> [WHAT IS REQUIRED] From the listing below, pull out every line where the string "Research" appears.

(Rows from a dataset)
=-=-=-=-=

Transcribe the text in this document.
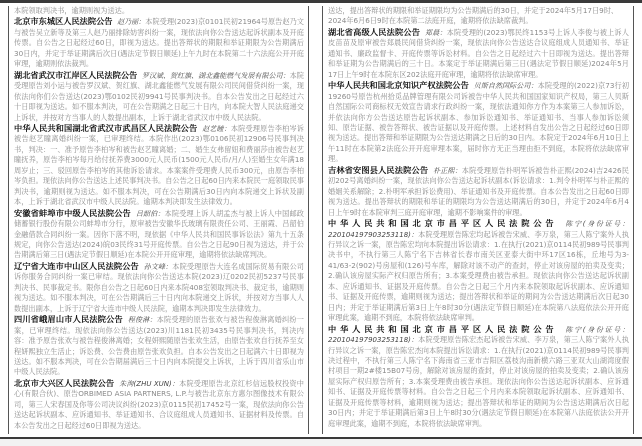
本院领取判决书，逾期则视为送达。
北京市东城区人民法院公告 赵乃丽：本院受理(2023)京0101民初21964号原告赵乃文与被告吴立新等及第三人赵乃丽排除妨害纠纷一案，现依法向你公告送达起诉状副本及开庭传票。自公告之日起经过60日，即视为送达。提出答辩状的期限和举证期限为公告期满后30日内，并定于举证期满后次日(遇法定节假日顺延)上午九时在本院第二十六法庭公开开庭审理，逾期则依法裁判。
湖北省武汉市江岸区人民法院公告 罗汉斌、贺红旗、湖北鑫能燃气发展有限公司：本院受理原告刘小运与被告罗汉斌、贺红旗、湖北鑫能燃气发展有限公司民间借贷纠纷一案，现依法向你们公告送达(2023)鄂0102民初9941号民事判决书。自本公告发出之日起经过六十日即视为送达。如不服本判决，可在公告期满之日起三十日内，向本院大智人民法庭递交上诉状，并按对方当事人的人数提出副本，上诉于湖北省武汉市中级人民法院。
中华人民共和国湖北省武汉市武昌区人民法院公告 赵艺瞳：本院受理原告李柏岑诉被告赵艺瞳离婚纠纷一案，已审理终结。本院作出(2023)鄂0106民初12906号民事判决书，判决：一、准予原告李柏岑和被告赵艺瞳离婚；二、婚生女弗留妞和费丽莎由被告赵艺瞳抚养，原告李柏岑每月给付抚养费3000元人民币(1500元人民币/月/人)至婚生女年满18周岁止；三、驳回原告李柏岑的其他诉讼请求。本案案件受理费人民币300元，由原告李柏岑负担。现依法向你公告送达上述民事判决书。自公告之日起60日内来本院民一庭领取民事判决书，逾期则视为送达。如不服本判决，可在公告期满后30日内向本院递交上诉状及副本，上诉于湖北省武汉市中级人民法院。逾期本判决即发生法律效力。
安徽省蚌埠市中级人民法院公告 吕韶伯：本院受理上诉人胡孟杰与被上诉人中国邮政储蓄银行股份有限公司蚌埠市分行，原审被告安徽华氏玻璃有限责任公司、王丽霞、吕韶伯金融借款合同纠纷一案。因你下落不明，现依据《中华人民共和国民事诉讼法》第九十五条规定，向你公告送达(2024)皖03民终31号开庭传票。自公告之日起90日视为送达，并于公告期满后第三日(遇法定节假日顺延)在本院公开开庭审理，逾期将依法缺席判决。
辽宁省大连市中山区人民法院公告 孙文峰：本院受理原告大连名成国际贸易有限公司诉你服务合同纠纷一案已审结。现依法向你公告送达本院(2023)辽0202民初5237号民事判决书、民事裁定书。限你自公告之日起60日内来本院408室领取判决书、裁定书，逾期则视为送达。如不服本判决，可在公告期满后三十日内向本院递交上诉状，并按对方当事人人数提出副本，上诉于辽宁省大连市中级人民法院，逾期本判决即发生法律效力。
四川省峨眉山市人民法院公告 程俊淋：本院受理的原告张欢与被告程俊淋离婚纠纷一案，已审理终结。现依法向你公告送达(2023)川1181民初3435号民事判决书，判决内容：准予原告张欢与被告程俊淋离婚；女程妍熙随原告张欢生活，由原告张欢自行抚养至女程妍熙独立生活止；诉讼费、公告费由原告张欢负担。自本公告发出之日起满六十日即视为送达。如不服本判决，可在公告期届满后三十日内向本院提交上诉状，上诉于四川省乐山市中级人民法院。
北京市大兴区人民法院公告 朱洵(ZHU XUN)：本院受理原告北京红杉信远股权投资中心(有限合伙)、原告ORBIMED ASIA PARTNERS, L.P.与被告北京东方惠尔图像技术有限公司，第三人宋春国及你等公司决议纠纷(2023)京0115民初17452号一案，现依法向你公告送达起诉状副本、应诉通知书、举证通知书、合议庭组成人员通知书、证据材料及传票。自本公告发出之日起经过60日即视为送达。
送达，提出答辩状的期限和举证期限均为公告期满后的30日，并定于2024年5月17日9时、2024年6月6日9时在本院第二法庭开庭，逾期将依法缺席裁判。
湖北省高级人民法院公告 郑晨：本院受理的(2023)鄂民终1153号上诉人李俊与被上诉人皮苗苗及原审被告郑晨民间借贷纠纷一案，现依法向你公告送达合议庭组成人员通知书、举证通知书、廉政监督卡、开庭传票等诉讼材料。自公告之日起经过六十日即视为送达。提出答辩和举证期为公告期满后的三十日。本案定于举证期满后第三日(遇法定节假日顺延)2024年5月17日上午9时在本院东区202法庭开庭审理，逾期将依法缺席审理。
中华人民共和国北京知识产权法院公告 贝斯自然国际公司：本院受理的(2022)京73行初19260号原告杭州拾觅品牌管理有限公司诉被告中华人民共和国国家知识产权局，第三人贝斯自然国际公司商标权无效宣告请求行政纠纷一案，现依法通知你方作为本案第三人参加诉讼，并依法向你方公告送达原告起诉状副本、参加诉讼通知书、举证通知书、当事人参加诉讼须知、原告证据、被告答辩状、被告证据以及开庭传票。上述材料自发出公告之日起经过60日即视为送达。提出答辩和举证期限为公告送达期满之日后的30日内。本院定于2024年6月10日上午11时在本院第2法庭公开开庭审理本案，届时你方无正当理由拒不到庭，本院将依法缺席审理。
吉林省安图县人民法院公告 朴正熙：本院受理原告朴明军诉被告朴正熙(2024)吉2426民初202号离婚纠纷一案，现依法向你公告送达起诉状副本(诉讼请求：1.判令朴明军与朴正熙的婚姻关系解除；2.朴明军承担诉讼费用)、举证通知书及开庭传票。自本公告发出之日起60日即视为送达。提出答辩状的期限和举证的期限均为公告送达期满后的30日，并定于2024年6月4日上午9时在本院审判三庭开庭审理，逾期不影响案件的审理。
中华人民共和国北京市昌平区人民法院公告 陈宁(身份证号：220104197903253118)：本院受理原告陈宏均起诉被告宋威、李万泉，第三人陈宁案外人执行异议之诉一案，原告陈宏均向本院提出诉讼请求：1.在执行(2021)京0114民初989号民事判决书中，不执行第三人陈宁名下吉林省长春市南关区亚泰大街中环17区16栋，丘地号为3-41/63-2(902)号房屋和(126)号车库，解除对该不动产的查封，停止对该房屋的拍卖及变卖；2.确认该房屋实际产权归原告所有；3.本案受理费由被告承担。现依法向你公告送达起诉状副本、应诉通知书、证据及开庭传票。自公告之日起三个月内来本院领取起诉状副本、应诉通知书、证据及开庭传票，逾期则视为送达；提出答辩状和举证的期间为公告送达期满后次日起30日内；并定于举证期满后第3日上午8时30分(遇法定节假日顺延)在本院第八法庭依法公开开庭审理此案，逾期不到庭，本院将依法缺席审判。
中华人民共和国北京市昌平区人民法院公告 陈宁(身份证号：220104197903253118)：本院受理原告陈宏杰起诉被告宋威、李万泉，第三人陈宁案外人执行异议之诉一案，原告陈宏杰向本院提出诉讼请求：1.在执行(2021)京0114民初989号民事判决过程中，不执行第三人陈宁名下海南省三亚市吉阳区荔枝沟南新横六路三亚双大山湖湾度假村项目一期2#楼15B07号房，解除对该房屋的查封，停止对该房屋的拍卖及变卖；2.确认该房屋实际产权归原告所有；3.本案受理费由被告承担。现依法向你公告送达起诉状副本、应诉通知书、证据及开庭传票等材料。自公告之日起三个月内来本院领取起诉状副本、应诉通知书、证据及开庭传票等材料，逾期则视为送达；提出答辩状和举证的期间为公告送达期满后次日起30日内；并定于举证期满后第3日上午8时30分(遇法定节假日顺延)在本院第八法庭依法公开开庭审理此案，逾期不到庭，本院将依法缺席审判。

=-=-=-=-=

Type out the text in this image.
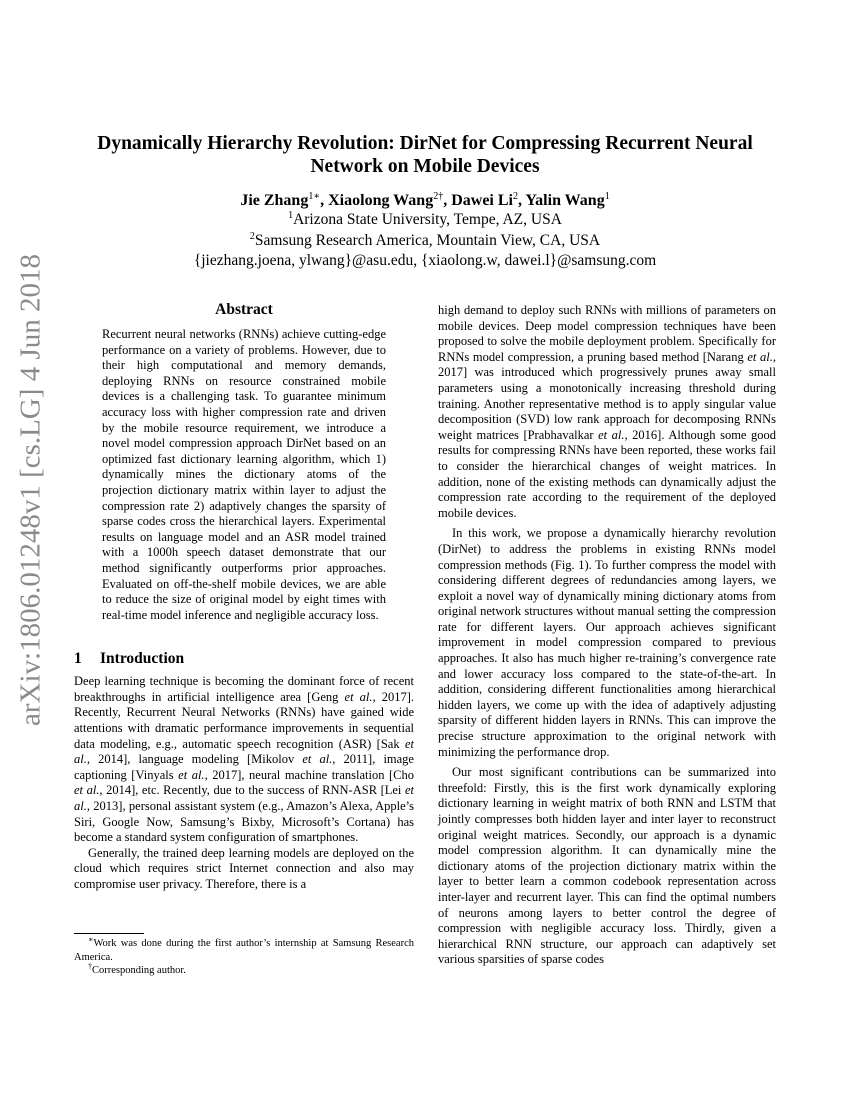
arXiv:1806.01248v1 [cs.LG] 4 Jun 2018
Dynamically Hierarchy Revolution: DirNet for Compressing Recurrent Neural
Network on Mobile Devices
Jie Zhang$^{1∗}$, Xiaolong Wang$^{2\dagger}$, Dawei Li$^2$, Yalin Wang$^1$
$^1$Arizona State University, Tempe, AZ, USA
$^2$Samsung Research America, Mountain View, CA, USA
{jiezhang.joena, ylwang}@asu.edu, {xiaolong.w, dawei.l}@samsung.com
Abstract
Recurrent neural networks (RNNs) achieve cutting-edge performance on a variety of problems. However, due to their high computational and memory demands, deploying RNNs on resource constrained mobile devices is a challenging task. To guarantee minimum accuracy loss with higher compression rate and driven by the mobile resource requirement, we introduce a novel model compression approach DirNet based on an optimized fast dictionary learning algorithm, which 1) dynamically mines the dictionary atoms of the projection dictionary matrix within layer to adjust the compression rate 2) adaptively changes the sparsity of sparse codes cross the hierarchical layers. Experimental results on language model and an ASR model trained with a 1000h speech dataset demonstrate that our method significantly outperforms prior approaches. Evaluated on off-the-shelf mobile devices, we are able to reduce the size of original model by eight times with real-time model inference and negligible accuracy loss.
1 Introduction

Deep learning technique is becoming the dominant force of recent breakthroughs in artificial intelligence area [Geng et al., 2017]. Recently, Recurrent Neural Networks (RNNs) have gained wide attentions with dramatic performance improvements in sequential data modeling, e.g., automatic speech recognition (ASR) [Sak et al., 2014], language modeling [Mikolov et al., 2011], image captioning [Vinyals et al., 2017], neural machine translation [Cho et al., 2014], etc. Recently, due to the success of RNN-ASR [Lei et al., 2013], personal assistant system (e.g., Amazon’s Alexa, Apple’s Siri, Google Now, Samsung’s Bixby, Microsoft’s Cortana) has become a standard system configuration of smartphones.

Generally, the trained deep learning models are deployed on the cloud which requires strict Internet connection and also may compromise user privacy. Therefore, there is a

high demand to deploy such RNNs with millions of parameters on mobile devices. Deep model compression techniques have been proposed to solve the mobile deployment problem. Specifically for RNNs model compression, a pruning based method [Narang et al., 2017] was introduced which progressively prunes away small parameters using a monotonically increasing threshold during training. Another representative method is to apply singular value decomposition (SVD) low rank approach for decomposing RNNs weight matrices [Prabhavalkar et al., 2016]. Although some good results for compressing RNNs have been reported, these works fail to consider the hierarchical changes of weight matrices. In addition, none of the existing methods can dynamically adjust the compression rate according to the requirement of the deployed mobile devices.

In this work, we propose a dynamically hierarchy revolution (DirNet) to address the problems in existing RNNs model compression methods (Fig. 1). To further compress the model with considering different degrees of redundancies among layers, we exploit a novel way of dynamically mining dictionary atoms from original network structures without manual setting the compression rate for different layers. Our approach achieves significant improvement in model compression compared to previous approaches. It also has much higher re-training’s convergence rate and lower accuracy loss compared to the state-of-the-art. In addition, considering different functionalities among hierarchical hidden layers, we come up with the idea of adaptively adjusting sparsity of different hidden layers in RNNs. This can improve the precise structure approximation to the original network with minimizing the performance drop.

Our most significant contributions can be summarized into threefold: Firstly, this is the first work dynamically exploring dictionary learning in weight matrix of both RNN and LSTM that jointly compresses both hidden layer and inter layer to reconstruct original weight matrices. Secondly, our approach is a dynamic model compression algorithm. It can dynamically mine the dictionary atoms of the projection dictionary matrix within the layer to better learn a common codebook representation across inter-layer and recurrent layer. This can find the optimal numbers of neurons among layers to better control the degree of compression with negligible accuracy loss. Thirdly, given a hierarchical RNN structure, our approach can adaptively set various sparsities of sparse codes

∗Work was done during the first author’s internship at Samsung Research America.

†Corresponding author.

=-=-=-=-=

> [WRITTEN RESPONSE]
$^2$Samsung Research America, Mountain View, CA, USA
∗Work was done during the first author’s internship at Samsung Research America.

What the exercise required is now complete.